Stored records:
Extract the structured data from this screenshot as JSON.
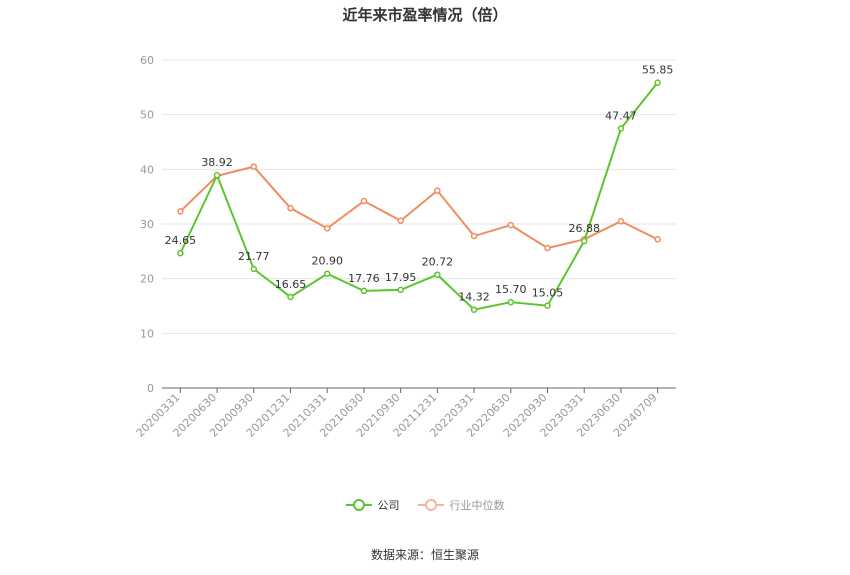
{
  "chart_data": {
    "type": "line",
    "title": "近年来市盈率情况（倍）",
    "categories": [
      "20200331",
      "20200630",
      "20200930",
      "20201231",
      "20210331",
      "20210630",
      "20210930",
      "20211231",
      "20220331",
      "20220630",
      "20220930",
      "20230331",
      "20230630",
      "20240709"
    ],
    "ylim": [
      0,
      60
    ],
    "yticks": [
      0,
      10,
      20,
      30,
      40,
      50,
      60
    ],
    "grid": true,
    "legend_position": "bottom",
    "series": [
      {
        "name": "公司",
        "color": "#5cc42e",
        "values": [
          24.65,
          38.92,
          21.77,
          16.65,
          20.9,
          17.76,
          17.95,
          20.72,
          14.32,
          15.7,
          15.05,
          26.88,
          47.47,
          55.85
        ],
        "labels": [
          "24.65",
          "38.92",
          "21.77",
          "16.65",
          "20.90",
          "17.76",
          "17.95",
          "20.72",
          "14.32",
          "15.70",
          "15.05",
          "26.88",
          "47.47",
          "55.85"
        ]
      },
      {
        "name": "行业中位数",
        "color": "#f08c5e",
        "values": [
          32.3,
          38.8,
          40.5,
          32.9,
          29.2,
          34.2,
          30.6,
          36.1,
          27.8,
          29.8,
          25.6,
          27.2,
          30.5,
          27.2
        ]
      }
    ]
  },
  "source_text": "数据来源：恒生聚源"
}
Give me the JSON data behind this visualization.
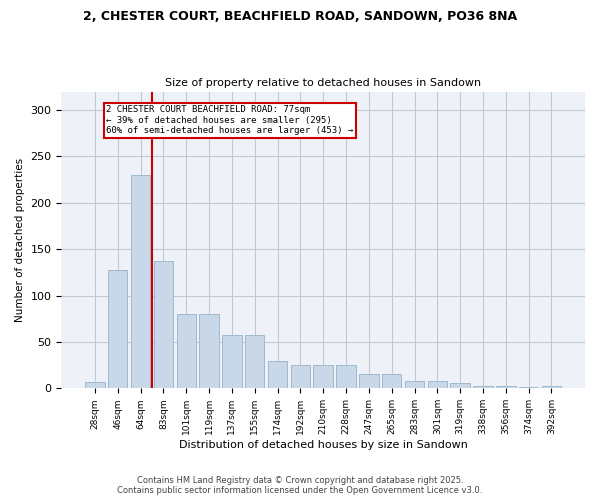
{
  "title_line1": "2, CHESTER COURT, BEACHFIELD ROAD, SANDOWN, PO36 8NA",
  "title_line2": "Size of property relative to detached houses in Sandown",
  "xlabel": "Distribution of detached houses by size in Sandown",
  "ylabel": "Number of detached properties",
  "categories": [
    "28sqm",
    "46sqm",
    "64sqm",
    "83sqm",
    "101sqm",
    "119sqm",
    "137sqm",
    "155sqm",
    "174sqm",
    "192sqm",
    "210sqm",
    "228sqm",
    "247sqm",
    "265sqm",
    "283sqm",
    "301sqm",
    "319sqm",
    "338sqm",
    "356sqm",
    "374sqm",
    "392sqm"
  ],
  "values": [
    7,
    128,
    230,
    137,
    80,
    80,
    58,
    58,
    30,
    25,
    25,
    25,
    15,
    15,
    8,
    8,
    6,
    3,
    3,
    1,
    2
  ],
  "bar_color": "#c8d8e8",
  "bar_edgecolor": "#a0b8cc",
  "vline_x": 2.5,
  "vline_color": "#cc0000",
  "annotation_text": "2 CHESTER COURT BEACHFIELD ROAD: 77sqm\n← 39% of detached houses are smaller (295)\n60% of semi-detached houses are larger (453) →",
  "annotation_box_color": "#cc0000",
  "annotation_fill": "white",
  "ylim": [
    0,
    320
  ],
  "yticks": [
    0,
    50,
    100,
    150,
    200,
    250,
    300
  ],
  "grid_color": "#c0c8d8",
  "background_color": "#eef2f8",
  "footer_line1": "Contains HM Land Registry data © Crown copyright and database right 2025.",
  "footer_line2": "Contains public sector information licensed under the Open Government Licence v3.0."
}
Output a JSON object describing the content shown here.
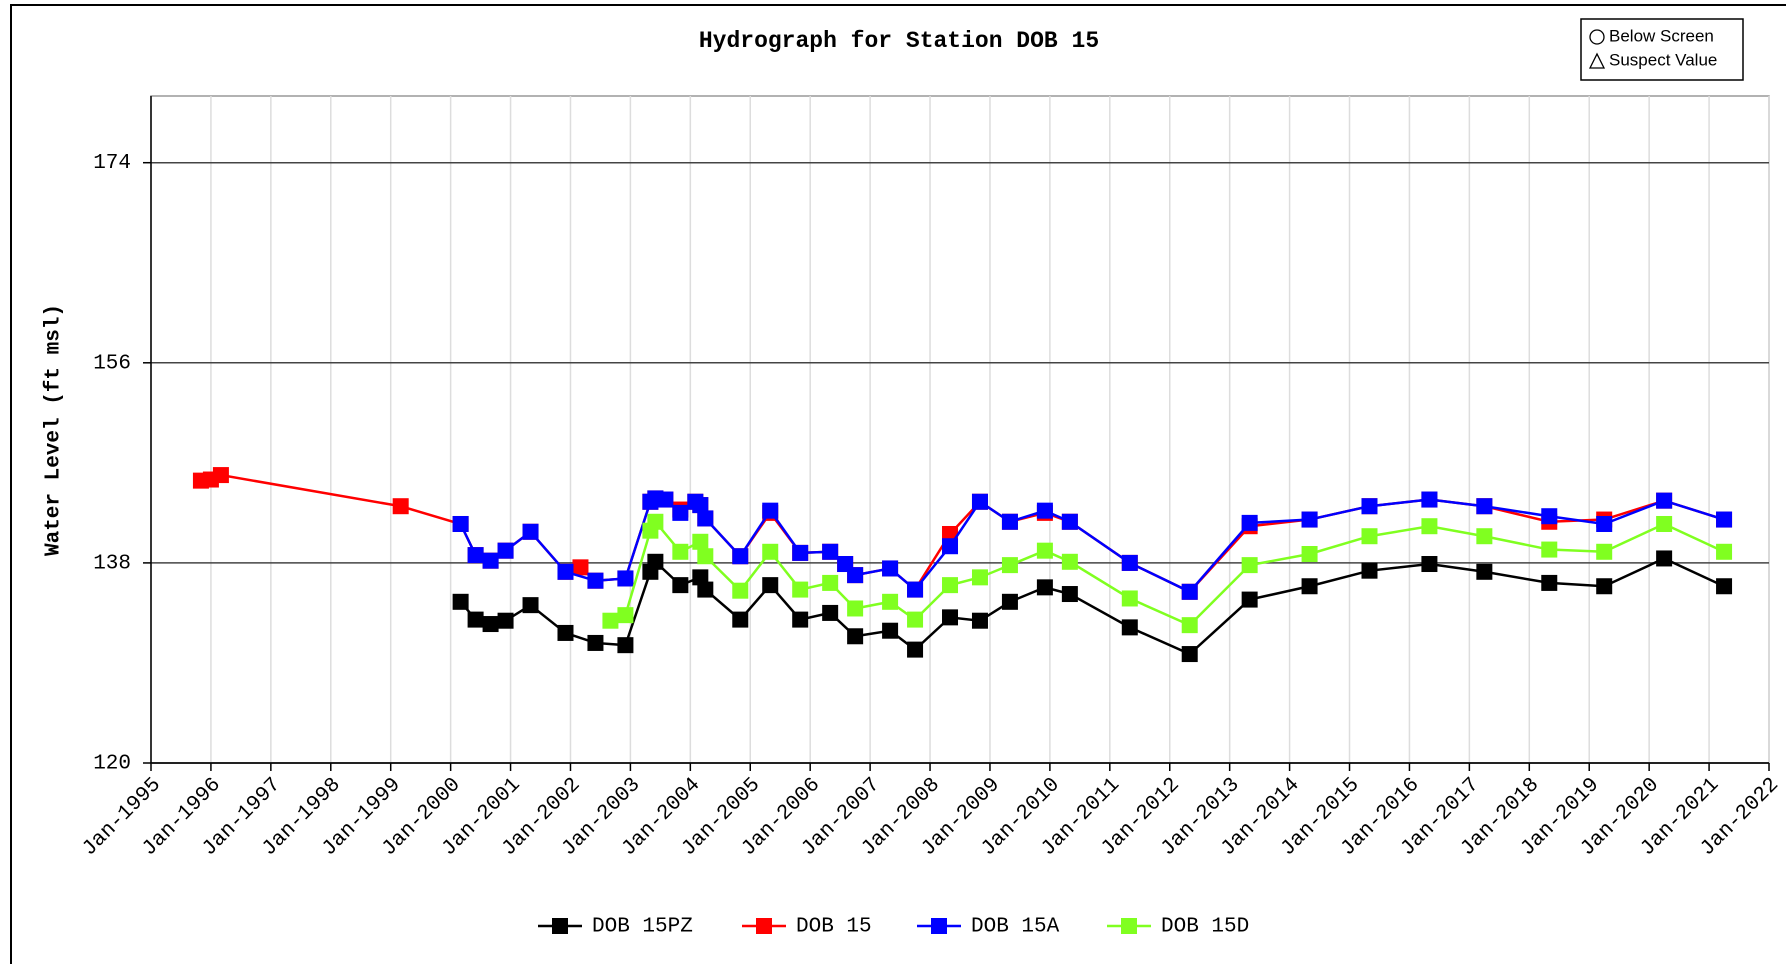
{
  "chart_data": {
    "type": "line",
    "title": "Hydrograph for Station DOB 15",
    "ylabel": "Water Level (ft msl)",
    "symbol_key": [
      "Below Screen",
      "Suspect Value"
    ],
    "ylim": [
      120,
      180
    ],
    "yticks": [
      120,
      138,
      156,
      174
    ],
    "grid": true,
    "legend": "bottom",
    "xlim": [
      "1995-01",
      "2022-01"
    ],
    "xticks": [
      {
        "value": "1995-01",
        "label": "Jan-1995"
      },
      {
        "value": "1996-01",
        "label": "Jan-1996"
      },
      {
        "value": "1997-01",
        "label": "Jan-1997"
      },
      {
        "value": "1998-01",
        "label": "Jan-1998"
      },
      {
        "value": "1999-01",
        "label": "Jan-1999"
      },
      {
        "value": "2000-01",
        "label": "Jan-2000"
      },
      {
        "value": "2001-01",
        "label": "Jan-2001"
      },
      {
        "value": "2002-01",
        "label": "Jan-2002"
      },
      {
        "value": "2003-01",
        "label": "Jan-2003"
      },
      {
        "value": "2004-01",
        "label": "Jan-2004"
      },
      {
        "value": "2005-01",
        "label": "Jan-2005"
      },
      {
        "value": "2006-01",
        "label": "Jan-2006"
      },
      {
        "value": "2007-01",
        "label": "Jan-2007"
      },
      {
        "value": "2008-01",
        "label": "Jan-2008"
      },
      {
        "value": "2009-01",
        "label": "Jan-2009"
      },
      {
        "value": "2010-01",
        "label": "Jan-2010"
      },
      {
        "value": "2011-01",
        "label": "Jan-2011"
      },
      {
        "value": "2012-01",
        "label": "Jan-2012"
      },
      {
        "value": "2013-01",
        "label": "Jan-2013"
      },
      {
        "value": "2014-01",
        "label": "Jan-2014"
      },
      {
        "value": "2015-01",
        "label": "Jan-2015"
      },
      {
        "value": "2016-01",
        "label": "Jan-2016"
      },
      {
        "value": "2017-01",
        "label": "Jan-2017"
      },
      {
        "value": "2018-01",
        "label": "Jan-2018"
      },
      {
        "value": "2019-01",
        "label": "Jan-2019"
      },
      {
        "value": "2020-01",
        "label": "Jan-2020"
      },
      {
        "value": "2021-01",
        "label": "Jan-2021"
      },
      {
        "value": "2022-01",
        "label": "Jan-2022"
      }
    ],
    "series": [
      {
        "name": "DOB 15PZ",
        "color": "#000000",
        "x": [
          "2000-03",
          "2000-06",
          "2000-09",
          "2000-12",
          "2001-05",
          "2001-12",
          "2002-06",
          "2002-12",
          "2003-05",
          "2003-06",
          "2003-11",
          "2004-03",
          "2004-04",
          "2004-11",
          "2005-05",
          "2005-11",
          "2006-05",
          "2006-10",
          "2007-05",
          "2007-10",
          "2008-05",
          "2008-11",
          "2009-05",
          "2009-12",
          "2010-05",
          "2011-05",
          "2012-05",
          "2013-05",
          "2014-05",
          "2015-05",
          "2016-05",
          "2017-04",
          "2018-05",
          "2019-04",
          "2020-04",
          "2021-04"
        ],
        "values": [
          134.5,
          132.9,
          132.5,
          132.8,
          134.2,
          131.7,
          130.8,
          130.6,
          137.2,
          138.1,
          136.0,
          136.7,
          135.6,
          132.9,
          136.0,
          132.9,
          133.5,
          131.4,
          131.9,
          130.2,
          133.1,
          132.8,
          134.5,
          135.8,
          135.2,
          132.2,
          129.8,
          134.7,
          135.9,
          137.3,
          137.9,
          137.2,
          136.2,
          135.9,
          138.4,
          135.9
        ]
      },
      {
        "name": "DOB 15",
        "color": "#ff0000",
        "x": [
          "1995-11",
          "1996-01",
          "1996-03",
          "1999-03",
          "2000-03",
          "2000-06",
          "2000-09",
          "2000-12",
          "2001-05",
          "2001-12",
          "2002-03",
          "2002-06",
          "2002-12",
          "2003-05",
          "2003-06",
          "2003-08",
          "2003-11",
          "2004-02",
          "2004-03",
          "2004-04",
          "2004-11",
          "2005-05",
          "2005-11",
          "2006-05",
          "2006-08",
          "2006-10",
          "2007-05",
          "2007-10",
          "2008-05",
          "2008-11",
          "2009-05",
          "2009-12",
          "2010-05",
          "2011-05",
          "2012-05",
          "2013-05",
          "2014-05",
          "2015-05",
          "2016-05",
          "2017-04",
          "2018-05",
          "2019-04",
          "2020-04",
          "2021-04"
        ],
        "values": [
          145.4,
          145.5,
          145.9,
          143.1,
          141.5,
          138.7,
          138.2,
          139.1,
          140.8,
          137.2,
          137.6,
          136.4,
          136.6,
          143.5,
          143.8,
          143.7,
          142.8,
          143.5,
          143.2,
          142.0,
          138.6,
          142.5,
          138.9,
          139.0,
          137.9,
          136.9,
          137.5,
          135.6,
          140.6,
          143.5,
          141.7,
          142.5,
          141.7,
          138.0,
          135.4,
          141.3,
          141.9,
          143.1,
          143.7,
          143.1,
          141.7,
          141.9,
          143.6,
          141.9
        ]
      },
      {
        "name": "DOB 15A",
        "color": "#0000ff",
        "x": [
          "2000-03",
          "2000-06",
          "2000-09",
          "2000-12",
          "2001-05",
          "2001-12",
          "2002-06",
          "2002-12",
          "2003-05",
          "2003-06",
          "2003-08",
          "2003-11",
          "2004-02",
          "2004-03",
          "2004-04",
          "2004-11",
          "2005-05",
          "2005-11",
          "2006-05",
          "2006-08",
          "2006-10",
          "2007-05",
          "2007-10",
          "2008-05",
          "2008-11",
          "2009-05",
          "2009-12",
          "2010-05",
          "2011-05",
          "2012-05",
          "2013-05",
          "2014-05",
          "2015-05",
          "2016-05",
          "2017-04",
          "2018-05",
          "2019-04",
          "2020-04",
          "2021-04"
        ],
        "values": [
          141.5,
          138.7,
          138.2,
          139.1,
          140.8,
          137.2,
          136.4,
          136.6,
          143.5,
          143.8,
          143.7,
          142.5,
          143.5,
          143.2,
          142.0,
          138.6,
          142.7,
          138.9,
          139.0,
          137.9,
          136.9,
          137.5,
          135.6,
          139.5,
          143.5,
          141.7,
          142.7,
          141.7,
          138.0,
          135.4,
          141.6,
          141.9,
          143.1,
          143.7,
          143.1,
          142.2,
          141.5,
          143.6,
          141.9
        ]
      },
      {
        "name": "DOB 15D",
        "color": "#80ff20",
        "x": [
          "2002-09",
          "2002-12",
          "2003-05",
          "2003-06",
          "2003-11",
          "2004-03",
          "2004-04",
          "2004-11",
          "2005-05",
          "2005-11",
          "2006-05",
          "2006-10",
          "2007-05",
          "2007-10",
          "2008-05",
          "2008-11",
          "2009-05",
          "2009-12",
          "2010-05",
          "2011-05",
          "2012-05",
          "2013-05",
          "2014-05",
          "2015-05",
          "2016-05",
          "2017-04",
          "2018-05",
          "2019-04",
          "2020-04",
          "2021-04"
        ],
        "values": [
          132.8,
          133.3,
          140.9,
          141.7,
          139.0,
          139.9,
          138.6,
          135.5,
          139.0,
          135.6,
          136.2,
          133.9,
          134.5,
          132.9,
          136.0,
          136.7,
          137.8,
          139.1,
          138.1,
          134.8,
          132.4,
          137.8,
          138.8,
          140.4,
          141.3,
          140.4,
          139.2,
          139.0,
          141.5,
          139.0
        ]
      }
    ]
  }
}
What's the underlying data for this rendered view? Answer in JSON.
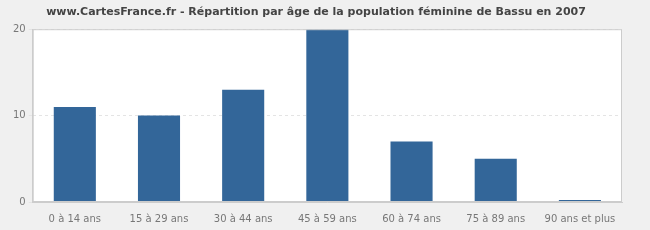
{
  "chart_data": {
    "type": "bar",
    "title": "www.CartesFrance.fr - Répartition par âge de la population féminine de Bassu en 2007",
    "categories": [
      "0 à 14 ans",
      "15 à 29 ans",
      "30 à 44 ans",
      "45 à 59 ans",
      "60 à 74 ans",
      "75 à 89 ans",
      "90 ans et plus"
    ],
    "values": [
      11,
      10,
      13,
      20,
      7,
      5,
      0
    ],
    "color": "#336699",
    "ylim": [
      0,
      20
    ],
    "yticks": [
      0,
      10,
      20
    ],
    "grid": true
  }
}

Exercise instructions:
Starting at the line that contains "What's the underlying", retype each line through the final one in the listing, with both ends kept and the pictures omitted.

Final result:
What's the underlying data for this rendered view? Answer in JSON.
{
  "chart_data": {
    "type": "bar",
    "title": "www.CartesFrance.fr - Répartition par âge de la population féminine de Bassu en 2007",
    "categories": [
      "0 à 14 ans",
      "15 à 29 ans",
      "30 à 44 ans",
      "45 à 59 ans",
      "60 à 74 ans",
      "75 à 89 ans",
      "90 ans et plus"
    ],
    "values": [
      11,
      10,
      13,
      20,
      7,
      5,
      0
    ],
    "color": "#336699",
    "ylim": [
      0,
      20
    ],
    "yticks": [
      0,
      10,
      20
    ],
    "grid": true
  }
}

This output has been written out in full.